- _To be done_
Copy every record below exactly as written, but leave out the pictures.

- _Material to process_

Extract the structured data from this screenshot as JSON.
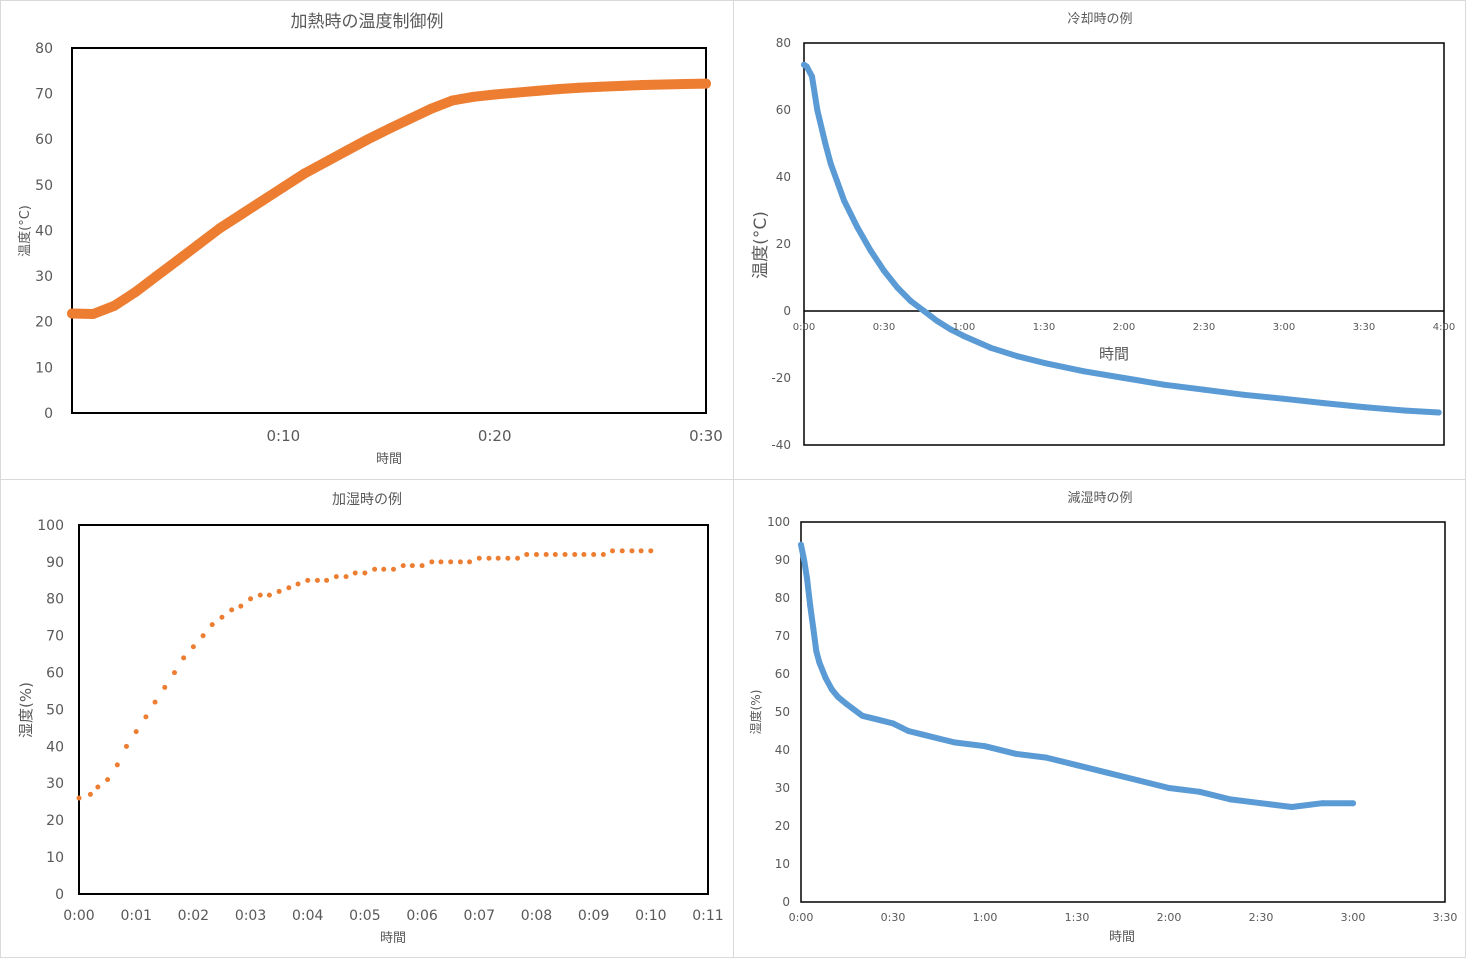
{
  "charts": {
    "heating": {
      "title": "加熱時の温度制御例",
      "xlabel": "時間",
      "ylabel": "温度(°C)",
      "yticks": [
        "0",
        "10",
        "20",
        "30",
        "40",
        "50",
        "60",
        "70",
        "80"
      ],
      "xticks": [
        "0:10",
        "0:20",
        "0:30"
      ],
      "color": "#ED7D31"
    },
    "cooling": {
      "title": "冷却時の例",
      "xlabel": "時間",
      "ylabel": "温度(°C)",
      "yticks": [
        "-40",
        "-20",
        "0",
        "20",
        "40",
        "60",
        "80"
      ],
      "xticks": [
        "0:00",
        "0:30",
        "1:00",
        "1:30",
        "2:00",
        "2:30",
        "3:00",
        "3:30",
        "4:00"
      ],
      "color": "#5B9BD5"
    },
    "humidify": {
      "title": "加湿時の例",
      "xlabel": "時間",
      "ylabel": "湿度(%)",
      "yticks": [
        "0",
        "10",
        "20",
        "30",
        "40",
        "50",
        "60",
        "70",
        "80",
        "90",
        "100"
      ],
      "xticks": [
        "0:00",
        "0:01",
        "0:02",
        "0:03",
        "0:04",
        "0:05",
        "0:06",
        "0:07",
        "0:08",
        "0:09",
        "0:10",
        "0:11"
      ],
      "color": "#ED7D31"
    },
    "dehumidify": {
      "title": "減湿時の例",
      "xlabel": "時間",
      "ylabel": "湿度(%)",
      "yticks": [
        "0",
        "10",
        "20",
        "30",
        "40",
        "50",
        "60",
        "70",
        "80",
        "90",
        "100"
      ],
      "xticks": [
        "0:00",
        "0:30",
        "1:00",
        "1:30",
        "2:00",
        "2:30",
        "3:00",
        "3:30"
      ],
      "color": "#5B9BD5"
    }
  },
  "chart_data": [
    {
      "type": "scatter",
      "title": "加熱時の温度制御例",
      "xlabel": "時間",
      "ylabel": "温度(°C)",
      "xlim": [
        0,
        30
      ],
      "ylim": [
        0,
        80
      ],
      "x_unit": "minutes",
      "series": [
        {
          "x": [
            0,
            1,
            2,
            3,
            4,
            5,
            6,
            7,
            8,
            9,
            10,
            11,
            12,
            13,
            14,
            15,
            16,
            17,
            18,
            19,
            20,
            21,
            22,
            23,
            24,
            25,
            26,
            27,
            28,
            29,
            30
          ],
          "y": [
            21.8,
            21.7,
            23.5,
            26.5,
            30,
            33.5,
            37,
            40.5,
            43.5,
            46.5,
            49.5,
            52.5,
            55,
            57.5,
            60,
            62.3,
            64.5,
            66.7,
            68.5,
            69.3,
            69.8,
            70.2,
            70.6,
            71,
            71.3,
            71.5,
            71.7,
            71.9,
            72,
            72.1,
            72.2
          ]
        }
      ]
    },
    {
      "type": "scatter",
      "title": "冷却時の例",
      "xlabel": "時間",
      "ylabel": "温度(°C)",
      "xlim": [
        "0:00",
        "4:00"
      ],
      "ylim": [
        -40,
        80
      ],
      "series": [
        {
          "x": [
            "0:00",
            "0:01",
            "0:03",
            "0:05",
            "0:08",
            "0:10",
            "0:15",
            "0:20",
            "0:25",
            "0:30",
            "0:35",
            "0:40",
            "0:45",
            "0:50",
            "0:55",
            "1:00",
            "1:10",
            "1:20",
            "1:30",
            "1:45",
            "2:00",
            "2:15",
            "2:30",
            "2:45",
            "3:00",
            "3:15",
            "3:30",
            "3:45",
            "3:58"
          ],
          "y": [
            73.5,
            73,
            70,
            60,
            50,
            44,
            33,
            25,
            18,
            12,
            7,
            3,
            0,
            -3,
            -5.5,
            -7.5,
            -11,
            -13.5,
            -15.5,
            -18,
            -20,
            -22,
            -23.5,
            -25,
            -26.2,
            -27.5,
            -28.7,
            -29.7,
            -30.3
          ]
        }
      ]
    },
    {
      "type": "scatter",
      "title": "加湿時の例",
      "xlabel": "時間",
      "ylabel": "湿度(%)",
      "xlim": [
        "0:00",
        "0:11"
      ],
      "ylim": [
        0,
        100
      ],
      "x_unit": "minutes",
      "series": [
        {
          "x": [
            0,
            0.2,
            0.33,
            0.5,
            0.67,
            0.83,
            1.0,
            1.17,
            1.33,
            1.5,
            1.67,
            1.83,
            2.0,
            2.17,
            2.33,
            2.5,
            2.67,
            2.83,
            3.0,
            3.17,
            3.33,
            3.5,
            3.67,
            3.83,
            4.0,
            4.17,
            4.33,
            4.5,
            4.67,
            4.83,
            5.0,
            5.17,
            5.33,
            5.5,
            5.67,
            5.83,
            6.0,
            6.17,
            6.33,
            6.5,
            6.67,
            6.83,
            7.0,
            7.17,
            7.33,
            7.5,
            7.67,
            7.83,
            8.0,
            8.17,
            8.33,
            8.5,
            8.67,
            8.83,
            9.0,
            9.17,
            9.33,
            9.5,
            9.67,
            9.83,
            10.0
          ],
          "y": [
            26,
            27,
            29,
            31,
            35,
            40,
            44,
            48,
            52,
            56,
            60,
            64,
            67,
            70,
            73,
            75,
            77,
            78,
            80,
            81,
            81,
            82,
            83,
            84,
            85,
            85,
            85,
            86,
            86,
            87,
            87,
            88,
            88,
            88,
            89,
            89,
            89,
            90,
            90,
            90,
            90,
            90,
            91,
            91,
            91,
            91,
            91,
            92,
            92,
            92,
            92,
            92,
            92,
            92,
            92,
            92,
            93,
            93,
            93,
            93,
            93
          ]
        }
      ]
    },
    {
      "type": "scatter",
      "title": "減湿時の例",
      "xlabel": "時間",
      "ylabel": "湿度(%)",
      "xlim": [
        "0:00",
        "3:30"
      ],
      "ylim": [
        0,
        100
      ],
      "series": [
        {
          "x": [
            "0:00",
            "0:01",
            "0:02",
            "0:03",
            "0:04",
            "0:05",
            "0:06",
            "0:08",
            "0:10",
            "0:12",
            "0:15",
            "0:20",
            "0:25",
            "0:30",
            "0:35",
            "0:40",
            "0:45",
            "0:50",
            "1:00",
            "1:10",
            "1:20",
            "1:30",
            "1:40",
            "1:50",
            "2:00",
            "2:10",
            "2:20",
            "2:30",
            "2:40",
            "2:50",
            "3:00"
          ],
          "y": [
            94,
            90,
            85,
            78,
            72,
            66,
            63,
            59,
            56,
            54,
            52,
            49,
            48,
            47,
            45,
            44,
            43,
            42,
            41,
            39,
            38,
            36,
            34,
            32,
            30,
            29,
            27,
            26,
            25,
            26,
            26
          ]
        }
      ]
    }
  ]
}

- _Response to this task_
Extract the structured data from this screenshot as JSON.
{
  "charts": {
    "heating": {
      "title": "加熱時の温度制御例",
      "xlabel": "時間",
      "ylabel": "温度(°C)",
      "yticks": [
        "0",
        "10",
        "20",
        "30",
        "40",
        "50",
        "60",
        "70",
        "80"
      ],
      "xticks": [
        "0:10",
        "0:20",
        "0:30"
      ],
      "color": "#ED7D31"
    },
    "cooling": {
      "title": "冷却時の例",
      "xlabel": "時間",
      "ylabel": "温度(°C)",
      "yticks": [
        "-40",
        "-20",
        "0",
        "20",
        "40",
        "60",
        "80"
      ],
      "xticks": [
        "0:00",
        "0:30",
        "1:00",
        "1:30",
        "2:00",
        "2:30",
        "3:00",
        "3:30",
        "4:00"
      ],
      "color": "#5B9BD5"
    },
    "humidify": {
      "title": "加湿時の例",
      "xlabel": "時間",
      "ylabel": "湿度(%)",
      "yticks": [
        "0",
        "10",
        "20",
        "30",
        "40",
        "50",
        "60",
        "70",
        "80",
        "90",
        "100"
      ],
      "xticks": [
        "0:00",
        "0:01",
        "0:02",
        "0:03",
        "0:04",
        "0:05",
        "0:06",
        "0:07",
        "0:08",
        "0:09",
        "0:10",
        "0:11"
      ],
      "color": "#ED7D31"
    },
    "dehumidify": {
      "title": "減湿時の例",
      "xlabel": "時間",
      "ylabel": "湿度(%)",
      "yticks": [
        "0",
        "10",
        "20",
        "30",
        "40",
        "50",
        "60",
        "70",
        "80",
        "90",
        "100"
      ],
      "xticks": [
        "0:00",
        "0:30",
        "1:00",
        "1:30",
        "2:00",
        "2:30",
        "3:00",
        "3:30"
      ],
      "color": "#5B9BD5"
    }
  },
  "chart_data": [
    {
      "type": "scatter",
      "title": "加熱時の温度制御例",
      "xlabel": "時間",
      "ylabel": "温度(°C)",
      "xlim": [
        0,
        30
      ],
      "ylim": [
        0,
        80
      ],
      "x_unit": "minutes",
      "series": [
        {
          "x": [
            0,
            1,
            2,
            3,
            4,
            5,
            6,
            7,
            8,
            9,
            10,
            11,
            12,
            13,
            14,
            15,
            16,
            17,
            18,
            19,
            20,
            21,
            22,
            23,
            24,
            25,
            26,
            27,
            28,
            29,
            30
          ],
          "y": [
            21.8,
            21.7,
            23.5,
            26.5,
            30,
            33.5,
            37,
            40.5,
            43.5,
            46.5,
            49.5,
            52.5,
            55,
            57.5,
            60,
            62.3,
            64.5,
            66.7,
            68.5,
            69.3,
            69.8,
            70.2,
            70.6,
            71,
            71.3,
            71.5,
            71.7,
            71.9,
            72,
            72.1,
            72.2
          ]
        }
      ]
    },
    {
      "type": "scatter",
      "title": "冷却時の例",
      "xlabel": "時間",
      "ylabel": "温度(°C)",
      "xlim": [
        "0:00",
        "4:00"
      ],
      "ylim": [
        -40,
        80
      ],
      "series": [
        {
          "x": [
            "0:00",
            "0:01",
            "0:03",
            "0:05",
            "0:08",
            "0:10",
            "0:15",
            "0:20",
            "0:25",
            "0:30",
            "0:35",
            "0:40",
            "0:45",
            "0:50",
            "0:55",
            "1:00",
            "1:10",
            "1:20",
            "1:30",
            "1:45",
            "2:00",
            "2:15",
            "2:30",
            "2:45",
            "3:00",
            "3:15",
            "3:30",
            "3:45",
            "3:58"
          ],
          "y": [
            73.5,
            73,
            70,
            60,
            50,
            44,
            33,
            25,
            18,
            12,
            7,
            3,
            0,
            -3,
            -5.5,
            -7.5,
            -11,
            -13.5,
            -15.5,
            -18,
            -20,
            -22,
            -23.5,
            -25,
            -26.2,
            -27.5,
            -28.7,
            -29.7,
            -30.3
          ]
        }
      ]
    },
    {
      "type": "scatter",
      "title": "加湿時の例",
      "xlabel": "時間",
      "ylabel": "湿度(%)",
      "xlim": [
        "0:00",
        "0:11"
      ],
      "ylim": [
        0,
        100
      ],
      "x_unit": "minutes",
      "series": [
        {
          "x": [
            0,
            0.2,
            0.33,
            0.5,
            0.67,
            0.83,
            1.0,
            1.17,
            1.33,
            1.5,
            1.67,
            1.83,
            2.0,
            2.17,
            2.33,
            2.5,
            2.67,
            2.83,
            3.0,
            3.17,
            3.33,
            3.5,
            3.67,
            3.83,
            4.0,
            4.17,
            4.33,
            4.5,
            4.67,
            4.83,
            5.0,
            5.17,
            5.33,
            5.5,
            5.67,
            5.83,
            6.0,
            6.17,
            6.33,
            6.5,
            6.67,
            6.83,
            7.0,
            7.17,
            7.33,
            7.5,
            7.67,
            7.83,
            8.0,
            8.17,
            8.33,
            8.5,
            8.67,
            8.83,
            9.0,
            9.17,
            9.33,
            9.5,
            9.67,
            9.83,
            10.0
          ],
          "y": [
            26,
            27,
            29,
            31,
            35,
            40,
            44,
            48,
            52,
            56,
            60,
            64,
            67,
            70,
            73,
            75,
            77,
            78,
            80,
            81,
            81,
            82,
            83,
            84,
            85,
            85,
            85,
            86,
            86,
            87,
            87,
            88,
            88,
            88,
            89,
            89,
            89,
            90,
            90,
            90,
            90,
            90,
            91,
            91,
            91,
            91,
            91,
            92,
            92,
            92,
            92,
            92,
            92,
            92,
            92,
            92,
            93,
            93,
            93,
            93,
            93
          ]
        }
      ]
    },
    {
      "type": "scatter",
      "title": "減湿時の例",
      "xlabel": "時間",
      "ylabel": "湿度(%)",
      "xlim": [
        "0:00",
        "3:30"
      ],
      "ylim": [
        0,
        100
      ],
      "series": [
        {
          "x": [
            "0:00",
            "0:01",
            "0:02",
            "0:03",
            "0:04",
            "0:05",
            "0:06",
            "0:08",
            "0:10",
            "0:12",
            "0:15",
            "0:20",
            "0:25",
            "0:30",
            "0:35",
            "0:40",
            "0:45",
            "0:50",
            "1:00",
            "1:10",
            "1:20",
            "1:30",
            "1:40",
            "1:50",
            "2:00",
            "2:10",
            "2:20",
            "2:30",
            "2:40",
            "2:50",
            "3:00"
          ],
          "y": [
            94,
            90,
            85,
            78,
            72,
            66,
            63,
            59,
            56,
            54,
            52,
            49,
            48,
            47,
            45,
            44,
            43,
            42,
            41,
            39,
            38,
            36,
            34,
            32,
            30,
            29,
            27,
            26,
            25,
            26,
            26
          ]
        }
      ]
    }
  ]
}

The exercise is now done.